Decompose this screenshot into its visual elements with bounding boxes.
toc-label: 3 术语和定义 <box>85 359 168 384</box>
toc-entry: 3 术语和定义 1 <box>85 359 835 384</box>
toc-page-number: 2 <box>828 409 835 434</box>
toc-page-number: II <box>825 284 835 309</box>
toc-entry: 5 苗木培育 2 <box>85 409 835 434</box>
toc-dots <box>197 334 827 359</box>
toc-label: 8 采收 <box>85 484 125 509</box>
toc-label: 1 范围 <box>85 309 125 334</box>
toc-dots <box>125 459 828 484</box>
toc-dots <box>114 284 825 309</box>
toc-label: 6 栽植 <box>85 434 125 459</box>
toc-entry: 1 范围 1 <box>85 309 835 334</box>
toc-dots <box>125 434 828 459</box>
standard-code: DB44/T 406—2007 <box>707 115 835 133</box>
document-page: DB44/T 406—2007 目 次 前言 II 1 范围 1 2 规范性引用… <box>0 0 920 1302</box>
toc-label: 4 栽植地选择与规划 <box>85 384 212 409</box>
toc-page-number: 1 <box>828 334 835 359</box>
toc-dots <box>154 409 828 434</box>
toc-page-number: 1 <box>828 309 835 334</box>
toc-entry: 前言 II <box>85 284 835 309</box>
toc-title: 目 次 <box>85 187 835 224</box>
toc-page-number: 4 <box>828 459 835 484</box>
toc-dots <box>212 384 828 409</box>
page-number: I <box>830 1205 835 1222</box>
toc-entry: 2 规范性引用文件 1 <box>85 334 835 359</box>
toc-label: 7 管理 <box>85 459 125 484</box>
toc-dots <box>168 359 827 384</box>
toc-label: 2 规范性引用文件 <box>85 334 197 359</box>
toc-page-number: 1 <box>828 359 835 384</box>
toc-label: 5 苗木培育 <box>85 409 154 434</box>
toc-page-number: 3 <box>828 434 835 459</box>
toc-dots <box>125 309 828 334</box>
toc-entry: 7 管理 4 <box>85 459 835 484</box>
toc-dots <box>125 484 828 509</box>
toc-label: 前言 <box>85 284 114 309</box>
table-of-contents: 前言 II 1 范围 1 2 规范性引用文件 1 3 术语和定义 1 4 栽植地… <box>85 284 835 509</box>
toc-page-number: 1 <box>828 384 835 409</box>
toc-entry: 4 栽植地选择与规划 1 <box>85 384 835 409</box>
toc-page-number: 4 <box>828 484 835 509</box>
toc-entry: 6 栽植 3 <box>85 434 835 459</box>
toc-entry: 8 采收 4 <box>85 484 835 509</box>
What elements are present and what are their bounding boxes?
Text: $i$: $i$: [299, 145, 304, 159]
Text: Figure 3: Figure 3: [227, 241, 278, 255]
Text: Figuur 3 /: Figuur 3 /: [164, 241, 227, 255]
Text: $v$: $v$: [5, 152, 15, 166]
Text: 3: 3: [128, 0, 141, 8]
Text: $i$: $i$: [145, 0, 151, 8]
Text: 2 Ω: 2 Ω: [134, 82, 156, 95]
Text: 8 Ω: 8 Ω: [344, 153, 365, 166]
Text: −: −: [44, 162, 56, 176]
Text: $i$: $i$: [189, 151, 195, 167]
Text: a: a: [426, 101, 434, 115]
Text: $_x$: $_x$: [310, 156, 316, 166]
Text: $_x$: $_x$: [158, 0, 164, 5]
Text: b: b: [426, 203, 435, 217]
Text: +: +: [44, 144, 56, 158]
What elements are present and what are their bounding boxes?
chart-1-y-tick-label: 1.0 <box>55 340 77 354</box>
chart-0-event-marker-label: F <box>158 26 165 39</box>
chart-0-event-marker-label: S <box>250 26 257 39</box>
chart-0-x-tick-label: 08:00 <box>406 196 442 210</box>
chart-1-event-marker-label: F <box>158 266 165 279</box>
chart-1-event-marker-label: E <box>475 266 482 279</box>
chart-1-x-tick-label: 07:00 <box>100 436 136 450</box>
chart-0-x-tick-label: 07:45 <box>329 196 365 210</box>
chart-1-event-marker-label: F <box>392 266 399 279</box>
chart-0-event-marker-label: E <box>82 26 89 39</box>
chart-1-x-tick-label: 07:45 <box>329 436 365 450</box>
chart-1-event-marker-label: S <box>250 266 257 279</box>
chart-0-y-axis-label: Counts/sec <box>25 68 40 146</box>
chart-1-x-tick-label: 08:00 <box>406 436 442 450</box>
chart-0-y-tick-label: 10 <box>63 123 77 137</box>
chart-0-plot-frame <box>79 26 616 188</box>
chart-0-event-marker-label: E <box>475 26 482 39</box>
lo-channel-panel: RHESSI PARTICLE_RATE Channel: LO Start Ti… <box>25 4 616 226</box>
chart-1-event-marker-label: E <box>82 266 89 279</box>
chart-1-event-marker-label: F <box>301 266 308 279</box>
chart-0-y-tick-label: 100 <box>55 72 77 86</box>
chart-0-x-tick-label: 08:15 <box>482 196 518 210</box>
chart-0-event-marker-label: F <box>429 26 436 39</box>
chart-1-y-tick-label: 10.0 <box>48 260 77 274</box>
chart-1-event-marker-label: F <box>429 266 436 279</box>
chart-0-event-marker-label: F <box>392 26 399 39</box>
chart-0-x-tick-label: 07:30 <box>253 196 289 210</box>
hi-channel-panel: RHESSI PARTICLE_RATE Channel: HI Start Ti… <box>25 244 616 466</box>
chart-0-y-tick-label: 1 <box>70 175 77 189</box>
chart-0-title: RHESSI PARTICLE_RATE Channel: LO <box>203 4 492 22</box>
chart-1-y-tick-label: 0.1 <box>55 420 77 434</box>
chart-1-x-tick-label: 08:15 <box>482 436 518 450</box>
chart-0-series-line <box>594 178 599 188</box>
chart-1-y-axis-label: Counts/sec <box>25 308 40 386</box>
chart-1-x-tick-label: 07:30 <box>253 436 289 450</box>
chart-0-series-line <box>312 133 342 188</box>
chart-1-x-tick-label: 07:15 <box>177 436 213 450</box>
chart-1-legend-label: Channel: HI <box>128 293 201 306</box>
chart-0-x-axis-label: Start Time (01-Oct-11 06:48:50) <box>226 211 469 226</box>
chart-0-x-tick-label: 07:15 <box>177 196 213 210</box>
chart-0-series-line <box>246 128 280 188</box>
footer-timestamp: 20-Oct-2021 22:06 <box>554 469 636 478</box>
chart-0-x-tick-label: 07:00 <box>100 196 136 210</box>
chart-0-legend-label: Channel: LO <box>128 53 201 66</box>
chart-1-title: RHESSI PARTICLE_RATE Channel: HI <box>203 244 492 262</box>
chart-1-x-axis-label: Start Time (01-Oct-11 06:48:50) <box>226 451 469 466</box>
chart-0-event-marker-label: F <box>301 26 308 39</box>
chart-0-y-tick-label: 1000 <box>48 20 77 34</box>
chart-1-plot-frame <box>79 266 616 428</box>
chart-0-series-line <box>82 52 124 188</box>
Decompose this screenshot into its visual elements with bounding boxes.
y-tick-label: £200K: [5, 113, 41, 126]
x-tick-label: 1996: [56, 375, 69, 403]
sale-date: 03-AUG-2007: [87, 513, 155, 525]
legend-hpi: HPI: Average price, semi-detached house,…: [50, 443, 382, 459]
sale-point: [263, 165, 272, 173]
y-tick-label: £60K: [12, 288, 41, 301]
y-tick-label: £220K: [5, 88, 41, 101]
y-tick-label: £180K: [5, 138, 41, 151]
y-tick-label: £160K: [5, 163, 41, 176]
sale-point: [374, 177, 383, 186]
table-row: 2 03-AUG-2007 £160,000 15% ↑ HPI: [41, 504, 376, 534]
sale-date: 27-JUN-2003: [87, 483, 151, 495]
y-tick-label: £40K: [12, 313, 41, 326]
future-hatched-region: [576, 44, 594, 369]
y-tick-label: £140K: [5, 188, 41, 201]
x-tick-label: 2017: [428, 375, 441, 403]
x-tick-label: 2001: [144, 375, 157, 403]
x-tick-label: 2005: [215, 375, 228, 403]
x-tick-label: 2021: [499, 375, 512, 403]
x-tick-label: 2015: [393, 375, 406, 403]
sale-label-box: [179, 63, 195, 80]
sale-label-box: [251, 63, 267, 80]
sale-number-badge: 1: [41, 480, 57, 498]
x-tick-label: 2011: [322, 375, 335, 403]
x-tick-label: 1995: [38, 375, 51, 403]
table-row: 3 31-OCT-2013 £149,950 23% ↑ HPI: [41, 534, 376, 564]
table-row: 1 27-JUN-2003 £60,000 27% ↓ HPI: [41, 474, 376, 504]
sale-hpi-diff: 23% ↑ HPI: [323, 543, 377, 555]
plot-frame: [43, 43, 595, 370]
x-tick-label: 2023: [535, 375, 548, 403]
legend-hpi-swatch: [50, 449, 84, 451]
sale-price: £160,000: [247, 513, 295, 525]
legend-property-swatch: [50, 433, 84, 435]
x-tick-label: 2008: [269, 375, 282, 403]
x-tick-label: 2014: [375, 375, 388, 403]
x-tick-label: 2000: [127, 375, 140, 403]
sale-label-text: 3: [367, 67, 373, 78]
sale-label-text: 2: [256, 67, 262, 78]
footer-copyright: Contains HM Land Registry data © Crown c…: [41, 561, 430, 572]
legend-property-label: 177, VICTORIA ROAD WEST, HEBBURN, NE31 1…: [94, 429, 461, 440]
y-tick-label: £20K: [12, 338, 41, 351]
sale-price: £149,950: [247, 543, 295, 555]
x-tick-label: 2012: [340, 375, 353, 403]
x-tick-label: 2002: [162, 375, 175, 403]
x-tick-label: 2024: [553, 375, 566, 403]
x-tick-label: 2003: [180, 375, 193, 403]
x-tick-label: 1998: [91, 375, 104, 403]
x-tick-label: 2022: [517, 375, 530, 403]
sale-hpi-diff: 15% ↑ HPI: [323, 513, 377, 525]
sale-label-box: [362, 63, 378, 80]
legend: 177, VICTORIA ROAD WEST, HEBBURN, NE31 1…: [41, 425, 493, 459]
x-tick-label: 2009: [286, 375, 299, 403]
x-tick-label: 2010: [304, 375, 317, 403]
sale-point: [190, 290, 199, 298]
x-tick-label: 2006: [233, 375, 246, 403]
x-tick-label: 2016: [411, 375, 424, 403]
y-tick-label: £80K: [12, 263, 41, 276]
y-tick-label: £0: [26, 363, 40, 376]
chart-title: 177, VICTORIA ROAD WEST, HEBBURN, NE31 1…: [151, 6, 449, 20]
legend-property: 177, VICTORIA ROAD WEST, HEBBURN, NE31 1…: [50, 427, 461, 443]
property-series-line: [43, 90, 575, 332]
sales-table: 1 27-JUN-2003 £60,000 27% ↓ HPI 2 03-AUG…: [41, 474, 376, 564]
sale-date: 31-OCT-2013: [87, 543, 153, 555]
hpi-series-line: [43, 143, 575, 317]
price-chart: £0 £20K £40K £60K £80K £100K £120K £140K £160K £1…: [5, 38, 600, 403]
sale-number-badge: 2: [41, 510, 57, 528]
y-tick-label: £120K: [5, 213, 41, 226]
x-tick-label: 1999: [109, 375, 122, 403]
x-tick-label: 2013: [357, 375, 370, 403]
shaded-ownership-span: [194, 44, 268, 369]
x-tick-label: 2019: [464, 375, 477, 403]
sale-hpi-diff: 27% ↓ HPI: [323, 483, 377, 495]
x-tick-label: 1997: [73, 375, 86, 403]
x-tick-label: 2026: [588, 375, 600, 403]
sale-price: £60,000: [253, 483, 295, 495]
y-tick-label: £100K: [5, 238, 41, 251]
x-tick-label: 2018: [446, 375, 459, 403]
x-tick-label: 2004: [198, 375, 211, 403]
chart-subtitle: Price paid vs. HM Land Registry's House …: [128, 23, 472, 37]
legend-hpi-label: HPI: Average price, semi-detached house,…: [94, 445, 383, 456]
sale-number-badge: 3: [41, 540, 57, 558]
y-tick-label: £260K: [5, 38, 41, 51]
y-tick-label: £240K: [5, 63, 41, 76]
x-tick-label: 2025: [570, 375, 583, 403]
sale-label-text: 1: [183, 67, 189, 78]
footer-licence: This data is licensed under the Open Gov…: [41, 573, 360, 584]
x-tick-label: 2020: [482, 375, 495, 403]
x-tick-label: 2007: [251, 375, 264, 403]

---

**What is expected:**
Retype the rows exactly, from the first row of the records up to and including the row that contains "toc-entry: 1 范围 1 <box>85 309 835 334</box>".

**Result of the task:**
Decompose this screenshot into its visual elements with bounding boxes.
toc-label: 3 术语和定义 <box>85 359 168 384</box>
toc-entry: 3 术语和定义 1 <box>85 359 835 384</box>
toc-page-number: 2 <box>828 409 835 434</box>
toc-page-number: II <box>825 284 835 309</box>
toc-entry: 5 苗木培育 2 <box>85 409 835 434</box>
toc-dots <box>197 334 827 359</box>
toc-label: 8 采收 <box>85 484 125 509</box>
toc-label: 1 范围 <box>85 309 125 334</box>
toc-dots <box>125 459 828 484</box>
toc-dots <box>114 284 825 309</box>
toc-label: 6 栽植 <box>85 434 125 459</box>
toc-entry: 1 范围 1 <box>85 309 835 334</box>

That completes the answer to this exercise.